**TO DO**. Format everything from the line containing "legend-swatch-fairly-high <box>169 647" down to the line containing "bars: 36 54" as a Markdown table with two columns, Row and Line, numbering each line in order and omitting blank lines.

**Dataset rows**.
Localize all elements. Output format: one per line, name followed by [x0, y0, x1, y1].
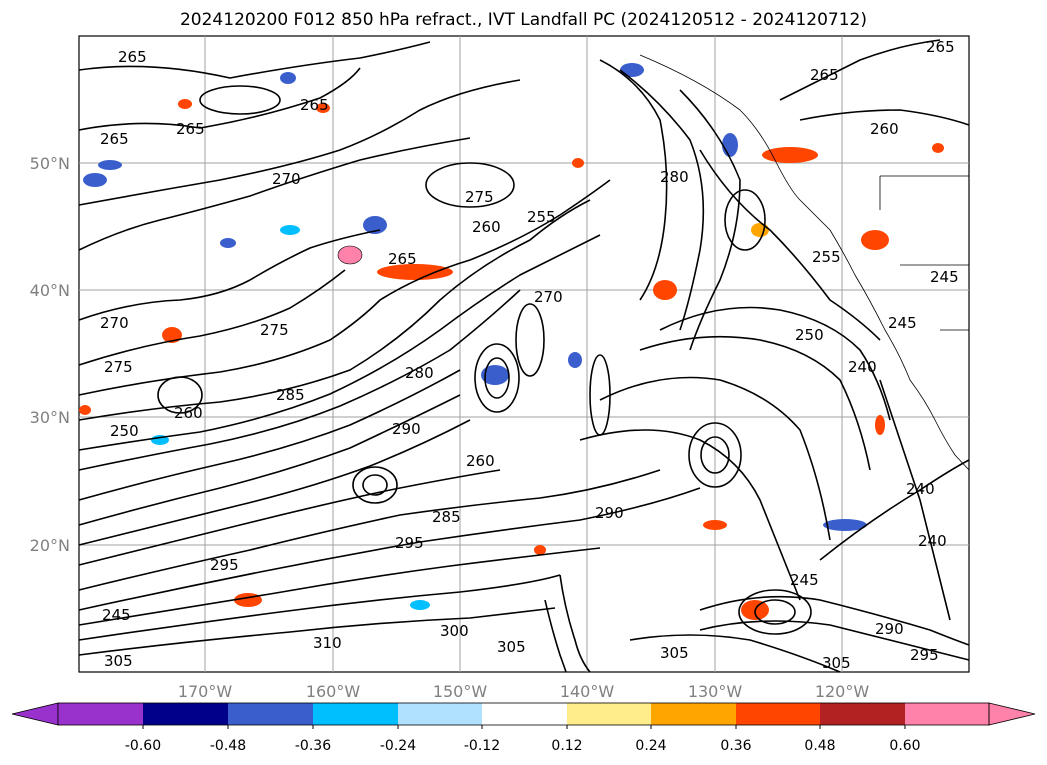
colorbar-tick-label: -0.60	[125, 738, 161, 754]
map-title: 2024120200 F012 850 hPa refract., IVT La…	[179, 10, 867, 30]
contour-label: 305	[104, 652, 133, 670]
contour-label: 265	[926, 38, 955, 56]
lon-label-140w: 140°W	[560, 682, 615, 701]
contour-label: 265	[388, 250, 417, 268]
refractivity-fill-patches	[79, 63, 944, 620]
colorbar-tick-label: -0.12	[464, 738, 500, 754]
contour-label: 305	[497, 638, 526, 656]
contour-label: 295	[910, 646, 939, 664]
colorbar-tick-label: 0.48	[804, 738, 835, 754]
colorbar-segment	[905, 703, 989, 725]
colorbar-segment	[820, 703, 905, 725]
contour-label: 275	[260, 321, 289, 339]
contour-label: 275	[465, 188, 494, 206]
contour-label: 265	[100, 130, 129, 148]
lon-label-150w: 150°W	[433, 682, 488, 701]
colorbar-segment	[228, 703, 313, 725]
contour-label: 260	[870, 120, 899, 138]
contour-label: 255	[527, 208, 556, 226]
contour-label: 295	[395, 534, 424, 552]
lon-label-130w: 130°W	[688, 682, 743, 701]
contour-label: 265	[118, 48, 147, 66]
colorbar-segment	[482, 703, 567, 725]
map-frame	[78, 35, 970, 673]
colorbar-segment	[143, 703, 228, 725]
contour-label: 275	[104, 358, 133, 376]
contour-label: 285	[276, 386, 305, 404]
contour-label: 245	[790, 571, 819, 589]
lon-label-170w: 170°W	[178, 682, 233, 701]
map-plot-area: 265 265 265 265 265 270 270 275 260 255 …	[78, 35, 970, 673]
colorbar-segment	[313, 703, 398, 725]
lat-label-30n: 30°N	[30, 408, 70, 427]
contour-label: 260	[174, 404, 203, 422]
contour-label: 280	[405, 364, 434, 382]
colorbar-tick-label: 0.24	[635, 738, 666, 754]
colorbar-under-arrow	[11, 702, 59, 726]
contour-label: 245	[930, 268, 959, 286]
lat-label-40n: 40°N	[30, 281, 70, 300]
latitude-labels: 50°N 40°N 30°N 20°N	[30, 154, 70, 555]
contour-label: 265	[176, 120, 205, 138]
contour-labels: 265 265 265 265 265 270 270 275 260 255 …	[100, 38, 959, 672]
longitude-labels: 170°W 160°W 150°W 140°W 130°W 120°W	[178, 682, 870, 701]
contour-label: 240	[918, 532, 947, 550]
contour-label: 260	[472, 218, 501, 236]
contour-label: 290	[595, 504, 624, 522]
colorbar-tick-label: -0.24	[380, 738, 416, 754]
lat-label-20n: 20°N	[30, 536, 70, 555]
coastline	[639, 54, 970, 471]
contour-label: 290	[875, 620, 904, 638]
contour-label: 270	[534, 288, 563, 306]
colorbar-tick-label: 0.12	[551, 738, 582, 754]
contour-label: 280	[660, 168, 689, 186]
contour-label: 290	[392, 420, 421, 438]
contour-label: 250	[795, 326, 824, 344]
contour-label: 265	[810, 66, 839, 84]
colorbar-segment	[58, 703, 143, 725]
lon-label-120w: 120°W	[815, 682, 870, 701]
contour-label: 270	[100, 314, 129, 332]
contour-label: 305	[660, 644, 689, 662]
contour-label: 240	[906, 480, 935, 498]
colorbar-segment	[567, 703, 651, 725]
colorbar-tick-label: -0.48	[210, 738, 246, 754]
refractivity-contours	[78, 39, 970, 673]
colorbar-over-arrow	[988, 702, 1036, 726]
contour-label: 310	[313, 634, 342, 652]
colorbar-tick-label: 0.60	[889, 738, 920, 754]
contour-label: 265	[300, 96, 329, 114]
contour-label: 285	[432, 508, 461, 526]
lon-label-160w: 160°W	[306, 682, 361, 701]
gridlines	[79, 36, 969, 672]
contour-label: 260	[466, 452, 495, 470]
contour-label: 250	[110, 422, 139, 440]
colorbar-tick-label: 0.36	[720, 738, 751, 754]
colorbar: -0.60 -0.48 -0.36 -0.24 -0.12 0.12 0.24 …	[11, 702, 1036, 754]
colorbar-segment	[398, 703, 482, 725]
contour-label: 305	[822, 654, 851, 672]
colorbar-tick-label: -0.36	[295, 738, 331, 754]
contour-label: 255	[812, 248, 841, 266]
contour-label: 270	[272, 170, 301, 188]
contour-label: 300	[440, 622, 469, 640]
colorbar-segment	[736, 703, 820, 725]
contour-label: 245	[102, 606, 131, 624]
contour-label: 295	[210, 556, 239, 574]
contour-label: 245	[888, 314, 917, 332]
contour-label: 240	[848, 358, 877, 376]
colorbar-segment	[651, 703, 736, 725]
lat-label-50n: 50°N	[30, 154, 70, 173]
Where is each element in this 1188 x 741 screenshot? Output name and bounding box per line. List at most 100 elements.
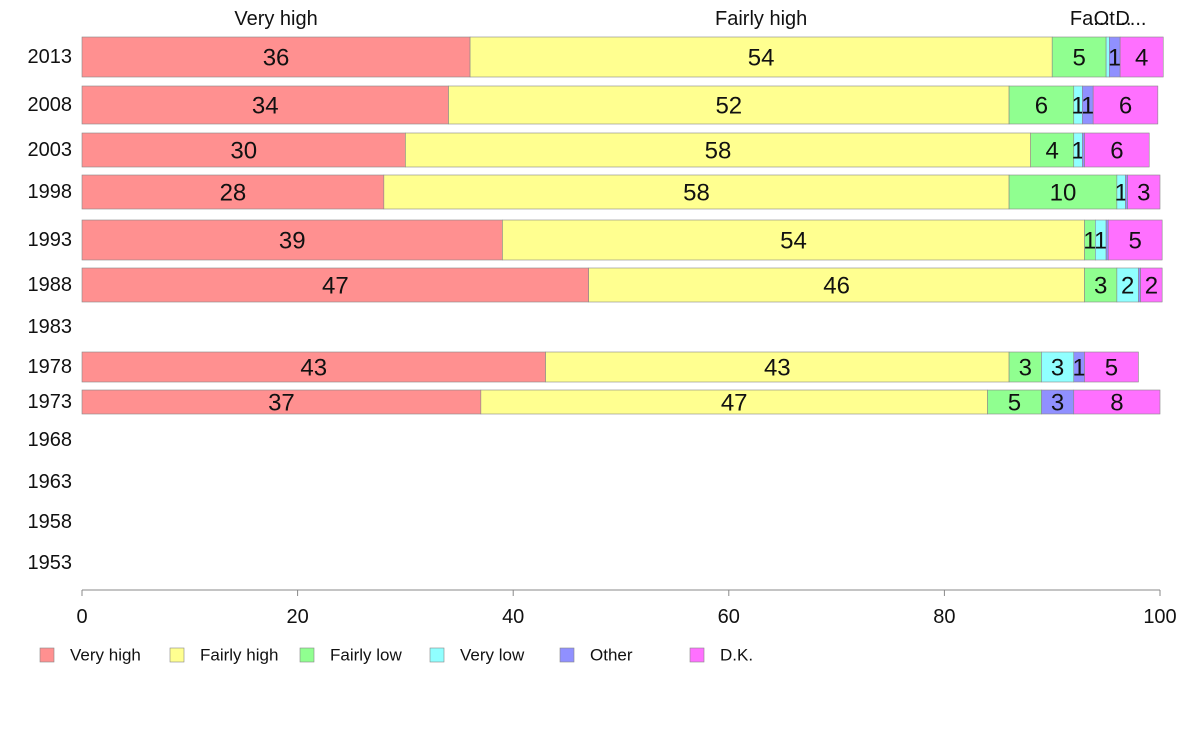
legend-swatch-fairly-high <box>169 647 185 663</box>
bar-label-1973-fairly-low: 5 <box>1008 390 1021 417</box>
bar-1973-very-high <box>81 389 482 415</box>
column-header-ot: Ot... <box>1094 8 1132 30</box>
legend-swatch-very-high <box>39 647 55 663</box>
legend-label-other: Other <box>590 646 633 665</box>
bars: 36 54 5 1 434 52 6 11 630 58 4 1 628 58 10 1 339 54 11 547 4… <box>81 36 1164 417</box>
legend-label-very-high: Very high <box>70 646 141 665</box>
bar-2003-d-k <box>1084 132 1150 168</box>
column-header-fairly-high: Fairly high <box>715 8 807 30</box>
bar-label-1988-very-high: 47 <box>322 273 349 300</box>
column-header-fa: Fa... <box>1070 8 1110 30</box>
category-label-1988: 1988 <box>28 274 73 296</box>
bar-label-1978-fairly-low: 3 <box>1019 355 1032 382</box>
category-label-2008: 2008 <box>28 94 73 116</box>
bar-label-2013-other: 1 <box>1108 45 1121 72</box>
legend-label-very-low: Very low <box>460 646 525 665</box>
bar-1978-very-low <box>1041 351 1075 383</box>
bar-label-1973-d-k: 8 <box>1110 390 1123 417</box>
bar-label-1973-other: 3 <box>1051 390 1064 417</box>
bar-label-1998-fairly-low: 10 <box>1050 180 1077 207</box>
bar-label-1988-fairly-high: 46 <box>823 273 850 300</box>
bar-label-1978-fairly-high: 43 <box>764 355 791 382</box>
category-label-1958: 1958 <box>28 511 73 533</box>
bar-2003-other <box>1082 132 1085 168</box>
category-label-1973: 1973 <box>28 391 73 413</box>
x-tick-label-0: 0 <box>76 606 87 628</box>
bar-2008-fairly-low <box>1008 85 1075 125</box>
bar-1988-other <box>1138 267 1141 303</box>
x-tick-label-60: 60 <box>718 606 740 628</box>
bar-1988-fairly-low <box>1084 267 1118 303</box>
bar-label-2008-fairly-high: 52 <box>715 93 742 120</box>
x-tick-label-100: 100 <box>1143 606 1176 628</box>
bar-label-1978-d-k: 5 <box>1105 355 1118 382</box>
bar-1978-d-k <box>1084 351 1139 383</box>
bar-1993-fairly-high <box>502 219 1085 261</box>
category-label-1968: 1968 <box>28 429 73 451</box>
bar-label-1998-very-high: 28 <box>220 180 247 207</box>
bar-label-2003-fairly-low: 4 <box>1046 138 1059 165</box>
bar-label-1993-fairly-high: 54 <box>780 228 807 255</box>
bar-label-1988-d-k: 2 <box>1145 273 1158 300</box>
x-tick-label-40: 40 <box>502 606 524 628</box>
bar-label-1988-fairly-low: 3 <box>1094 273 1107 300</box>
category-label-2013: 2013 <box>28 46 73 68</box>
bar-label-1993-very-high: 39 <box>279 228 306 255</box>
bar-2013-d-k <box>1119 36 1164 78</box>
bar-label-2013-very-high: 36 <box>263 45 290 72</box>
category-label-2003: 2003 <box>28 139 73 161</box>
bar-label-2008-fairly-low: 6 <box>1035 93 1048 120</box>
bar-1978-very-high <box>81 351 546 383</box>
bar-label-1993-fairly-low: 1 <box>1083 228 1096 255</box>
bar-2003-very-high <box>81 132 406 168</box>
legend-swatch-very-low <box>429 647 445 663</box>
bar-label-2008-other: 1 <box>1081 93 1094 120</box>
category-label-1963: 1963 <box>28 471 73 493</box>
legend-label-fairly-high: Fairly high <box>200 646 278 665</box>
bar-1988-d-k <box>1140 267 1163 303</box>
bar-1973-fairly-high <box>480 389 988 415</box>
bar-label-1988-very-low: 2 <box>1121 273 1134 300</box>
bar-2003-fairly-low <box>1030 132 1075 168</box>
bar-label-1993-d-k: 5 <box>1129 228 1142 255</box>
bar-1988-very-high <box>81 267 589 303</box>
x-tick-label-20: 20 <box>286 606 308 628</box>
category-label-1983: 1983 <box>28 316 73 338</box>
bar-label-1978-other: 1 <box>1072 355 1085 382</box>
bar-2008-fairly-high <box>448 85 1010 125</box>
bar-label-1973-fairly-high: 47 <box>721 390 748 417</box>
bar-label-2003-very-high: 30 <box>230 138 257 165</box>
bar-1993-very-high <box>81 219 503 261</box>
bar-2008-very-high <box>81 85 449 125</box>
bar-label-2003-fairly-high: 58 <box>705 138 732 165</box>
bar-1993-d-k <box>1107 219 1163 261</box>
category-label-1953: 1953 <box>28 552 73 574</box>
bar-label-1973-very-high: 37 <box>268 390 295 417</box>
category-label-1998: 1998 <box>28 181 73 203</box>
bar-label-2008-very-high: 34 <box>252 93 279 120</box>
bar-label-1978-very-low: 3 <box>1051 355 1064 382</box>
bar-1998-other <box>1125 174 1128 210</box>
bar-2013-very-high <box>81 36 471 78</box>
bar-label-1993-very-low: 1 <box>1094 228 1107 255</box>
bar-label-1978-very-high: 43 <box>300 355 327 382</box>
bar-label-2013-d-k: 4 <box>1135 45 1148 72</box>
bar-2008-d-k <box>1092 85 1159 125</box>
bar-1973-fairly-low <box>987 389 1042 415</box>
category-labels: 2013 2008 2003 1998 1993 1988 1983 1978 1973 1968… <box>28 46 73 574</box>
category-label-1993: 1993 <box>28 229 73 251</box>
bar-label-2013-fairly-low: 5 <box>1072 45 1085 72</box>
category-label-1978: 1978 <box>28 356 73 378</box>
bar-1998-fairly-low <box>1008 174 1118 210</box>
column-header-very-high: Very high <box>234 8 317 30</box>
bar-label-2003-d-k: 6 <box>1110 138 1123 165</box>
bar-1973-d-k <box>1073 389 1161 415</box>
bar-label-2003-very-low: 1 <box>1071 138 1084 165</box>
bar-label-2008-very-low: 1 <box>1071 93 1084 120</box>
bar-1998-d-k <box>1127 174 1161 210</box>
bar-label-2008-d-k: 6 <box>1119 93 1132 120</box>
bar-label-2013-fairly-high: 54 <box>748 45 775 72</box>
x-tick-label-80: 80 <box>933 606 955 628</box>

**OUTPUT**.
| Row | Line |
|---|---|
| 1 | legend-swatch-fairly-high <box>169 647 185 663</box> |
| 2 | bar-label-1973-fairly-low: 5 <box>1008 390 1021 417</box> |
| 3 | bar-1973-very-high <box>81 389 482 415</box> |
| 4 | column-header-ot: Ot... <box>1094 8 1132 30</box> |
| 5 | legend-swatch-very-high <box>39 647 55 663</box> |
| 6 | legend-label-other: Other <box>590 646 633 665</box> |
| 7 | bars: 36 54 5 1 434 52 6 11 630 58 4 1 628 58 10 1 339 54 11 547 4… <box>81 36 1164 417</box> |